(DATA LISTING):
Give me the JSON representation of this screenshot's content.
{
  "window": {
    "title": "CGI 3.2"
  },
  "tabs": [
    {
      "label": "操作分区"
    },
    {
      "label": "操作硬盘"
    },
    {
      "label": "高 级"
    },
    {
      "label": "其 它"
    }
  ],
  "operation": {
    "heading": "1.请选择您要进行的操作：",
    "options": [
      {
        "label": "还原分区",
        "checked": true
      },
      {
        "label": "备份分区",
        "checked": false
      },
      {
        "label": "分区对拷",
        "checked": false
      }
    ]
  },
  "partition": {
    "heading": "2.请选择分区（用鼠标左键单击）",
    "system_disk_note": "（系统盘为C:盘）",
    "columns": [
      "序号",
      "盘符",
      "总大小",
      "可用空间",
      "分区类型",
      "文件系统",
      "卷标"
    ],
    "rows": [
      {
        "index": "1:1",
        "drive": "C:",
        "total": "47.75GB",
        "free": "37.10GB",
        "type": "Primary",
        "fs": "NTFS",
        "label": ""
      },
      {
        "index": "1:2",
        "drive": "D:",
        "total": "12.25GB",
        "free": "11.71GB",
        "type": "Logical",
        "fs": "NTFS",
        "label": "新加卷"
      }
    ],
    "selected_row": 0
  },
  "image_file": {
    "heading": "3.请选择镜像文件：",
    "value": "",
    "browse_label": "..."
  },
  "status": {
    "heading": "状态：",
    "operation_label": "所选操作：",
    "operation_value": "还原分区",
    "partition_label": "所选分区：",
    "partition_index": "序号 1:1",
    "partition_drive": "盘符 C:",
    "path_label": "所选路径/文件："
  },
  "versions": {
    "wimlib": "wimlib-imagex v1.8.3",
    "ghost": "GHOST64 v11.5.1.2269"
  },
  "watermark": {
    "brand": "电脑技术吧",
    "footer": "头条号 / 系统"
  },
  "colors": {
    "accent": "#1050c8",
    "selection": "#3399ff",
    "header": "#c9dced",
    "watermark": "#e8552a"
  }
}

(WHAT YOU WILL DO):
All of the lines above must be returned exactly.

(THE SOLUTION):
Give me the JSON representation of this screenshot's content.
{
  "window": {
    "title": "CGI 3.2"
  },
  "tabs": [
    {
      "label": "操作分区"
    },
    {
      "label": "操作硬盘"
    },
    {
      "label": "高 级"
    },
    {
      "label": "其 它"
    }
  ],
  "operation": {
    "heading": "1.请选择您要进行的操作：",
    "options": [
      {
        "label": "还原分区",
        "checked": true
      },
      {
        "label": "备份分区",
        "checked": false
      },
      {
        "label": "分区对拷",
        "checked": false
      }
    ]
  },
  "partition": {
    "heading": "2.请选择分区（用鼠标左键单击）",
    "system_disk_note": "（系统盘为C:盘）",
    "columns": [
      "序号",
      "盘符",
      "总大小",
      "可用空间",
      "分区类型",
      "文件系统",
      "卷标"
    ],
    "rows": [
      {
        "index": "1:1",
        "drive": "C:",
        "total": "47.75GB",
        "free": "37.10GB",
        "type": "Primary",
        "fs": "NTFS",
        "label": ""
      },
      {
        "index": "1:2",
        "drive": "D:",
        "total": "12.25GB",
        "free": "11.71GB",
        "type": "Logical",
        "fs": "NTFS",
        "label": "新加卷"
      }
    ],
    "selected_row": 0
  },
  "image_file": {
    "heading": "3.请选择镜像文件：",
    "value": "",
    "browse_label": "..."
  },
  "status": {
    "heading": "状态：",
    "operation_label": "所选操作：",
    "operation_value": "还原分区",
    "partition_label": "所选分区：",
    "partition_index": "序号 1:1",
    "partition_drive": "盘符 C:",
    "path_label": "所选路径/文件："
  },
  "versions": {
    "wimlib": "wimlib-imagex v1.8.3",
    "ghost": "GHOST64 v11.5.1.2269"
  },
  "watermark": {
    "brand": "电脑技术吧",
    "footer": "头条号 / 系统"
  },
  "colors": {
    "accent": "#1050c8",
    "selection": "#3399ff",
    "header": "#c9dced",
    "watermark": "#e8552a"
  }
}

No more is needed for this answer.